-- Start Available data --

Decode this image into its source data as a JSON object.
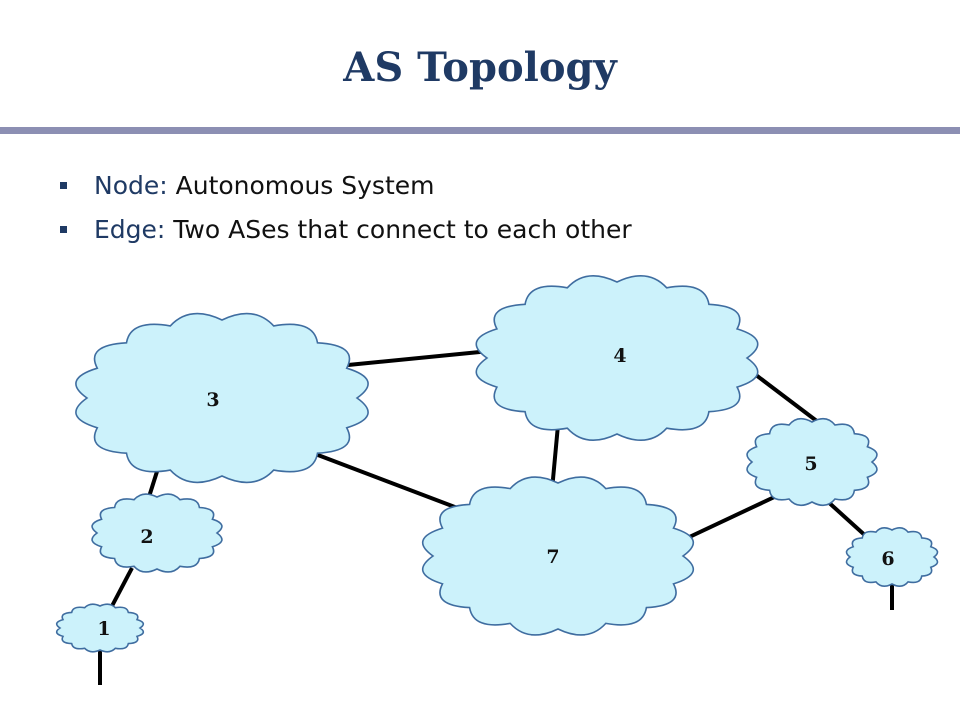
{
  "slide": {
    "title": "AS Topology",
    "bullets": [
      {
        "term": "Node:",
        "text": " Autonomous System"
      },
      {
        "term": "Edge:",
        "text": " Two ASes that connect to each other"
      }
    ]
  },
  "colors": {
    "title": "#1f3a64",
    "rule": "#8c8fb3",
    "cloud_fill": "#ccf2fb",
    "cloud_stroke": "#3f6da0"
  },
  "diagram": {
    "nodes": [
      {
        "id": "1",
        "label": "1"
      },
      {
        "id": "2",
        "label": "2"
      },
      {
        "id": "3",
        "label": "3"
      },
      {
        "id": "4",
        "label": "4"
      },
      {
        "id": "5",
        "label": "5"
      },
      {
        "id": "6",
        "label": "6"
      },
      {
        "id": "7",
        "label": "7"
      }
    ],
    "edges": [
      {
        "from": "3",
        "to": "4"
      },
      {
        "from": "3",
        "to": "7"
      },
      {
        "from": "3",
        "to": "2"
      },
      {
        "from": "2",
        "to": "1"
      },
      {
        "from": "4",
        "to": "7"
      },
      {
        "from": "4",
        "to": "5"
      },
      {
        "from": "5",
        "to": "7"
      },
      {
        "from": "5",
        "to": "6"
      }
    ],
    "stubs": [
      "1",
      "6"
    ]
  }
}
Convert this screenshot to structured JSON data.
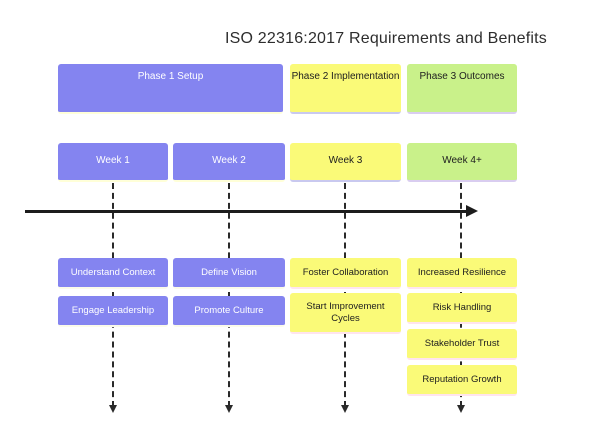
{
  "title": "ISO 22316:2017 Requirements and Benefits",
  "phases": [
    {
      "label": "Phase 1 Setup"
    },
    {
      "label": "Phase 2 Implementation"
    },
    {
      "label": "Phase 3 Outcomes"
    }
  ],
  "columns": [
    {
      "week": "Week 1",
      "phase": "Phase 1 Setup",
      "tasks": [
        "Understand Context",
        "Engage Leadership"
      ]
    },
    {
      "week": "Week 2",
      "phase": "Phase 1 Setup",
      "tasks": [
        "Define Vision",
        "Promote Culture"
      ]
    },
    {
      "week": "Week 3",
      "phase": "Phase 2 Implementation",
      "tasks": [
        "Foster Collaboration",
        "Start Improvement Cycles"
      ]
    },
    {
      "week": "Week 4+",
      "phase": "Phase 3 Outcomes",
      "tasks": [
        "Increased Resilience",
        "Risk Handling",
        "Stakeholder Trust",
        "Reputation Growth"
      ]
    }
  ],
  "palette": {
    "purple_fill": "#8484f0",
    "yellow_fill": "#fafa78",
    "green_fill": "#c9f18a",
    "purple_box_bottom_border": "#ffffd8",
    "yellow_top_box_bottom_border": "#c9c9ef",
    "yellow_task_box_bottom_border": "#ffe4ee",
    "green_box_bottom_border": "#d9cdf0",
    "text_on_purple": "#ffffff",
    "text_dark": "#202020",
    "axis_line": "#1c1c1c",
    "dashed_connector": "#2a2a2a",
    "background": "#ffffff"
  }
}
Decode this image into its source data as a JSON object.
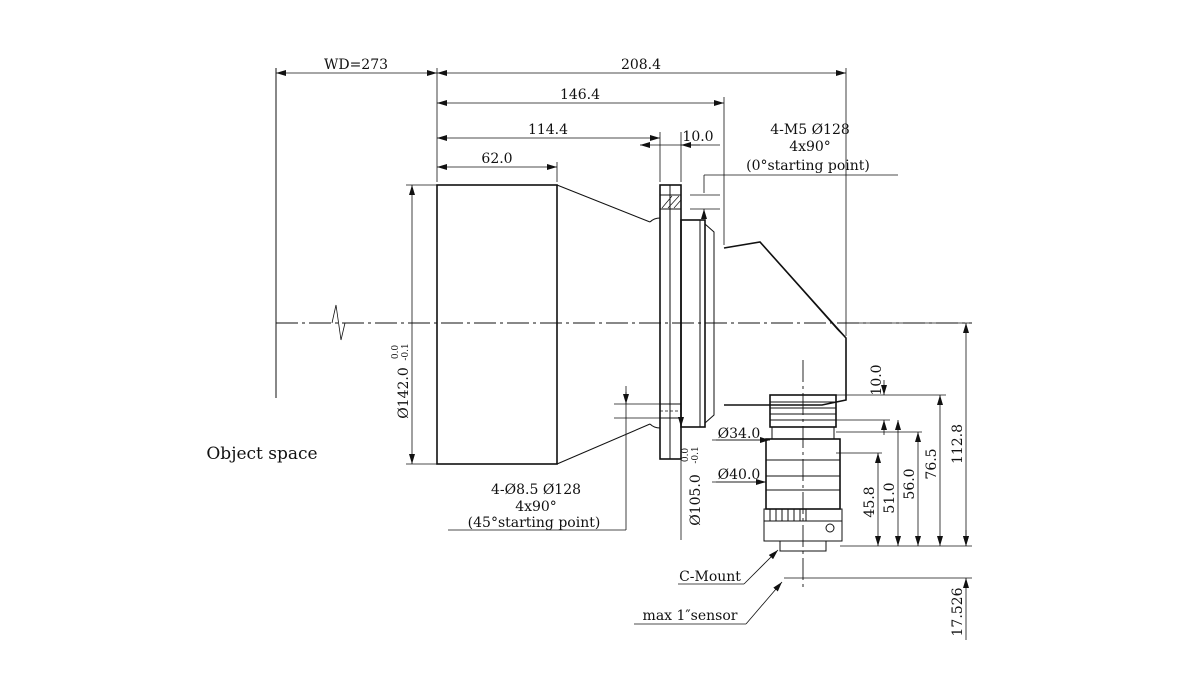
{
  "labels": {
    "wd": "WD=273",
    "overall_length": "208.4",
    "len_146": "146.4",
    "len_114": "114.4",
    "len_62": "62.0",
    "flange_thk": "10.0",
    "m5_holes": "4-M5  Ø128",
    "m5_angle": "4x90°",
    "m5_start": "(0°starting point)",
    "dia_142": "Ø142.0",
    "tol_upper": "0.0",
    "tol_lower": "-0.1",
    "object_space": "Object space",
    "holes_85": "4-Ø8.5  Ø128",
    "holes_85_angle": "4x90°",
    "holes_85_start": "(45°starting point)",
    "dia_105": "Ø105.0",
    "dia_34": "Ø34.0",
    "dia_40": "Ø40.0",
    "v_10": "10.0",
    "v_45_8": "45.8",
    "v_51": "51.0",
    "v_56": "56.0",
    "v_76_5": "76.5",
    "v_112_8": "112.8",
    "v_17_526": "17.526",
    "c_mount": "C-Mount",
    "sensor": "max 1″sensor"
  }
}
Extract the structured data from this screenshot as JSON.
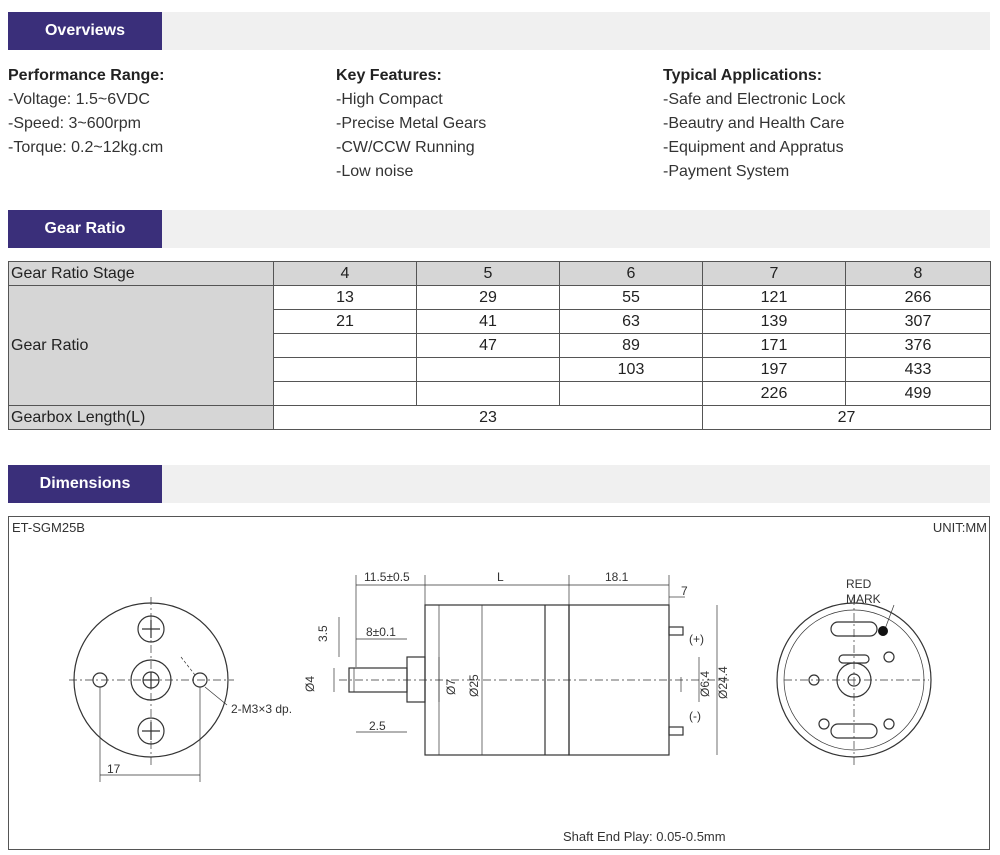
{
  "sections": {
    "overviews": "Overviews",
    "gear_ratio": "Gear Ratio",
    "dimensions": "Dimensions"
  },
  "overview": {
    "performance": {
      "title": "Performance Range:",
      "items": [
        "-Voltage: 1.5~6VDC",
        "-Speed: 3~600rpm",
        "-Torque: 0.2~12kg.cm"
      ]
    },
    "features": {
      "title": "Key Features:",
      "items": [
        "-High Compact",
        "-Precise Metal Gears",
        "-CW/CCW Running",
        "-Low noise"
      ]
    },
    "applications": {
      "title": "Typical Applications:",
      "items": [
        "-Safe and Electronic Lock",
        "-Beautry and Health Care",
        "-Equipment and Appratus",
        "-Payment System"
      ]
    }
  },
  "gear_table": {
    "stage_label": "Gear Ratio Stage",
    "stages": [
      "4",
      "5",
      "6",
      "7",
      "8"
    ],
    "ratio_label": "Gear Ratio",
    "ratios": [
      [
        "13",
        "29",
        "55",
        "121",
        "266"
      ],
      [
        "21",
        "41",
        "63",
        "139",
        "307"
      ],
      [
        "",
        "47",
        "89",
        "171",
        "376"
      ],
      [
        "",
        "",
        "103",
        "197",
        "433"
      ],
      [
        "",
        "",
        "",
        "226",
        "499"
      ]
    ],
    "length_label": "Gearbox Length(L)",
    "length_a": "23",
    "length_b": "27"
  },
  "dimensions": {
    "model": "ET-SGM25B",
    "unit": "UNIT:MM",
    "shaft_end_play": "Shaft End Play: 0.05-0.5mm",
    "labels": {
      "d17": "17",
      "m3": "2-M3×3 dp.",
      "d115": "11.5±0.5",
      "L": "L",
      "d181": "18.1",
      "d7top": "7",
      "d35": "3.5",
      "d8": "8±0.1",
      "d4": "Ø4",
      "d25short": "2.5",
      "phi7": "Ø7",
      "phi25": "Ø25",
      "phi64": "Ø6.4",
      "phi244": "Ø24.4",
      "plus": "(+)",
      "minus": "(-)",
      "red": "RED",
      "mark": "MARK"
    }
  }
}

-- End Available data --

Work to complete:
Say how many lines of the data include the word "this". Respond with the number alone.

Correct response:
4